**TASK INPUTS:**
+++

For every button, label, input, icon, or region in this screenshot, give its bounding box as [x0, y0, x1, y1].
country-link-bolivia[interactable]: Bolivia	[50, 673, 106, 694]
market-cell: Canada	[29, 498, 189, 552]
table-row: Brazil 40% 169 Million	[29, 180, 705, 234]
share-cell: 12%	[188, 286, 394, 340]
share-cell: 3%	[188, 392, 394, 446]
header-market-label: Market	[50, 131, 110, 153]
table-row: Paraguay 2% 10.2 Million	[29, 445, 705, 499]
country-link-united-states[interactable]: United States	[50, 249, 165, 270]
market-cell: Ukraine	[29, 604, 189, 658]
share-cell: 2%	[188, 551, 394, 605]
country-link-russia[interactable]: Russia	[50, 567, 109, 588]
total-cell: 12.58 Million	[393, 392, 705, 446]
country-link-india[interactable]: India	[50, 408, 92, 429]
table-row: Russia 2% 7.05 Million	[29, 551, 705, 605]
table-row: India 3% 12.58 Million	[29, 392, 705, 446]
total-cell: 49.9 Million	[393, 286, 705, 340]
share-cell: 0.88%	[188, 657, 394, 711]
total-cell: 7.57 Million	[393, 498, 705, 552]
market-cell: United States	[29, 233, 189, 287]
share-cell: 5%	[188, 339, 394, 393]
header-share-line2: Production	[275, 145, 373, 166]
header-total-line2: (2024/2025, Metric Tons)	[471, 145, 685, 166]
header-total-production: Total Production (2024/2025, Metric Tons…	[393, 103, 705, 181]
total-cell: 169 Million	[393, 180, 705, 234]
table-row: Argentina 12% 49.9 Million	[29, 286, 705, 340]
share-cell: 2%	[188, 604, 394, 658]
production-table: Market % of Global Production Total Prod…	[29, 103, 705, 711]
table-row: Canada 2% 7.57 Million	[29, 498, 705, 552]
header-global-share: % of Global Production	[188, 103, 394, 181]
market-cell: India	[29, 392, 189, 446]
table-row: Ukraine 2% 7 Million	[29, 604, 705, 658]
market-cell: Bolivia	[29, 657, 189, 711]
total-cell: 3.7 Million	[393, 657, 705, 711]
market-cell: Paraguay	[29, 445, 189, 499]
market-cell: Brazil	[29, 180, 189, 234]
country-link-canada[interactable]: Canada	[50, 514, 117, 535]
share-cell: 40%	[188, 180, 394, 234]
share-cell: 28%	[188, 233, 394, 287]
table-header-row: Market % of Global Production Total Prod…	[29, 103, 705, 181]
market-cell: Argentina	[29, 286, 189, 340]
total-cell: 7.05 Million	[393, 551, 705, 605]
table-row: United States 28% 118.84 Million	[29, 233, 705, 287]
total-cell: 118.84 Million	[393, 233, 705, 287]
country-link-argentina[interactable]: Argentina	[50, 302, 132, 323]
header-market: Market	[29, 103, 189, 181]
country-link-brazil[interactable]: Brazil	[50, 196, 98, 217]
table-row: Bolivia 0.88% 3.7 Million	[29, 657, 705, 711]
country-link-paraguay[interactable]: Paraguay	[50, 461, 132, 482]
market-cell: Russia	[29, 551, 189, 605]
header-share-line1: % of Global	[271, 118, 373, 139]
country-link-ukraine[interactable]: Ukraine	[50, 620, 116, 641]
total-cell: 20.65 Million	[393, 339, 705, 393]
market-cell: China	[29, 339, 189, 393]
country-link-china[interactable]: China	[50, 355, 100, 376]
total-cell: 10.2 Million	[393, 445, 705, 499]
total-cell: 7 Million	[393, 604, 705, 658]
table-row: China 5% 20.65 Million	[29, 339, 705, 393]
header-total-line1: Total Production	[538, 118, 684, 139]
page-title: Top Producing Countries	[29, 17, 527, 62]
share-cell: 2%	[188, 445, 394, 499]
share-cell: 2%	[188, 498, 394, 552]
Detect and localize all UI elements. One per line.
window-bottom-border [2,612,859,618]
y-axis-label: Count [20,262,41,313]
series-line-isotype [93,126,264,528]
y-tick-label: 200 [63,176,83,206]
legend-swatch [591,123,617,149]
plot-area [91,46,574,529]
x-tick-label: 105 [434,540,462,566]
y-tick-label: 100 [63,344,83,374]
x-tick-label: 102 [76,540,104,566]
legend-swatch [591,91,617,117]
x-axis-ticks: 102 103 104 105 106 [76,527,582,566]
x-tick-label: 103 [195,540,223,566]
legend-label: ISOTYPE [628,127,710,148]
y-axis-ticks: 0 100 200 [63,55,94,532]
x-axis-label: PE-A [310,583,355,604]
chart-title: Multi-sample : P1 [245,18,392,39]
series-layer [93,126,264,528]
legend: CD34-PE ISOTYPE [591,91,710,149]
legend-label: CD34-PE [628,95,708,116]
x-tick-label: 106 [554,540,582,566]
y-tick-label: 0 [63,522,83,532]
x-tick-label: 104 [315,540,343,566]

+++

**WHAT IS NEEDED:**
Turn every line of the data above into a Markdown table with the columns "Index" and "Line". Number each line in order and leave out blank lines.

**RESPONSE TO THIS TASK:**
| Index | Line |
|---|---|
| 1 | For every button, label, input, icon, or region in this screenshot, give its bounding box as [x0, y0, x1, y1]. |
| 2 | country-link-bolivia[interactable]: Bolivia	[50, 673, 106, 694] |
| 3 | market-cell: Canada	[29, 498, 189, 552] |
| 4 | table-row: Brazil 40% 169 Million	[29, 180, 705, 234] |
| 5 | share-cell: 12%	[188, 286, 394, 340] |
| 6 | share-cell: 3%	[188, 392, 394, 446] |
| 7 | header-market-label: Market	[50, 131, 110, 153] |
| 8 | table-row: Paraguay 2% 10.2 Million	[29, 445, 705, 499] |
| 9 | country-link-united-states[interactable]: United States	[50, 249, 165, 270] |
| 10 | market-cell: Ukraine	[29, 604, 189, 658] |
| 11 | share-cell: 2%	[188, 551, 394, 605] |
| 12 | country-link-russia[interactable]: Russia	[50, 567, 109, 588] |
| 13 | total-cell: 12.58 Million	[393, 392, 705, 446] |
| 14 | country-link-india[interactable]: India	[50, 408, 92, 429] |
| 15 | table-row: Russia 2% 7.05 Million	[29, 551, 705, 605] |
| 16 | table-row: India 3% 12.58 Million	[29, 392, 705, 446] |
| 17 | total-cell: 49.9 Million	[393, 286, 705, 340] |
| 18 | share-cell: 0.88%	[188, 657, 394, 711] |
| 19 | total-cell: 7.57 Million	[393, 498, 705, 552] |
| 20 | market-cell: United States	[29, 233, 189, 287] |
| 21 | share-cell: 5%	[188, 339, 394, 393] |
| 22 | header-share-line2: Production	[275, 145, 373, 166] |
| 23 | header-total-line2: (2024/2025, Metric Tons)	[471, 145, 685, 166] |
| 24 | header-total-production: Total Production (2024/2025, Metric Tons…	[393, 103, 705, 181] |
| 25 | total-cell: 169 Million	[393, 180, 705, 234] |
| 26 | table-row: Argentina 12% 49.9 Million	[29, 286, 705, 340] |
| 27 | share-cell: 2%	[188, 604, 394, 658] |
| 28 | production-table: Market % of Global Production Total Prod…	[29, 103, 705, 711] |
| 29 | table-row: Canada 2% 7.57 Million	[29, 498, 705, 552] |
| 30 | header-global-share: % of Global Production	[188, 103, 394, 181] |
| 31 | market-cell: India	[29, 392, 189, 446] |
| 32 | table-row: Ukraine 2% 7 Million	[29, 604, 705, 658] |
| 33 | market-cell: Bolivia	[29, 657, 189, 711] |
| 34 | total-cell: 3.7 Million	[393, 657, 705, 711] |
| 35 | market-cell: Paraguay	[29, 445, 189, 499] |
| 36 | market-cell: Brazil	[29, 180, 189, 234] |
| 37 | country-link-canada[interactable]: Canada	[50, 514, 117, 535] |
| 38 | share-cell: 40%	[188, 180, 394, 234] |
| 39 | share-cell: 28%	[188, 233, 394, 287] |
| 40 | table-header-row: Market % of Global Production Total Prod…	[29, 103, 705, 181] |
| 41 | market-cell: Argentina	[29, 286, 189, 340] |
| 42 | total-cell: 7.05 Million	[393, 551, 705, 605] |
| 43 | table-row: United States 28% 118.84 Million	[29, 233, 705, 287] |
| 44 | total-cell: 118.84 Million	[393, 233, 705, 287] |
| 45 | country-link-argentina[interactable]: Argentina	[50, 302, 132, 323] |
| 46 | header-market: Market	[29, 103, 189, 181] |
| 47 | country-link-brazil[interactable]: Brazil	[50, 196, 98, 217] |
| 48 | table-row: Bolivia 0.88% 3.7 Million	[29, 657, 705, 711] |
| 49 | country-link-paraguay[interactable]: Paraguay	[50, 461, 132, 482] |
| 50 | market-cell: Russia	[29, 551, 189, 605] |
| 51 | header-share-line1: % of Global	[271, 118, 373, 139] |
| 52 | country-link-ukraine[interactable]: Ukraine	[50, 620, 116, 641] |
| 53 | total-cell: 20.65 Million	[393, 339, 705, 393] |
| 54 | market-cell: China	[29, 339, 189, 393] |
| 55 | country-link-china[interactable]: China	[50, 355, 100, 376] |
| 56 | total-cell: 10.2 Million	[393, 445, 705, 499] |
| 57 | total-cell: 7 Million	[393, 604, 705, 658] |
| 58 | table-row: China 5% 20.65 Million	[29, 339, 705, 393] |
| 59 | header-total-line1: Total Production	[538, 118, 684, 139] |
| 60 | page-title: Top Producing Countries	[29, 17, 527, 62] |
| 61 | share-cell: 2%	[188, 445, 394, 499] |
| 62 | share-cell: 2%	[188, 498, 394, 552] |
| 63 | Detect and localize all UI elements. One per line. |
| 64 | window-bottom-border [2,612,859,618] |
| 65 | y-axis-label: Count [20,262,41,313] |
| 66 | series-line-isotype [93,126,264,528] |
| 67 | y-tick-label: 200 [63,176,83,206] |
| 68 | legend-swatch [591,123,617,149] |
| 69 | plot-area [91,46,574,529] |
| 70 | x-tick-label: 105 [434,540,462,566] |
| 71 | y-tick-label: 100 [63,344,83,374] |
| 72 | x-tick-label: 102 [76,540,104,566] |
| 73 | legend-swatch [591,91,617,117] |
| 74 | x-axis-ticks: 102 103 104 105 106 [76,527,582,566] |
| 75 | x-tick-label: 103 [195,540,223,566] |
| 76 | legend-label: ISOTYPE [628,127,710,148] |
| 77 | y-axis-ticks: 0 100 200 [63,55,94,532] |
| 78 | x-axis-label: PE-A [310,583,355,604] |
| 79 | chart-title: Multi-sample : P1 [245,18,392,39] |
| 80 | series-layer [93,126,264,528] |
| 81 | legend: CD34-PE ISOTYPE [591,91,710,149] |
| 82 | legend-label: CD34-PE [628,95,708,116] |
| 83 | x-tick-label: 106 [554,540,582,566] |
| 84 | y-tick-label: 0 [63,522,83,532] |
| 85 | x-tick-label: 104 [315,540,343,566] |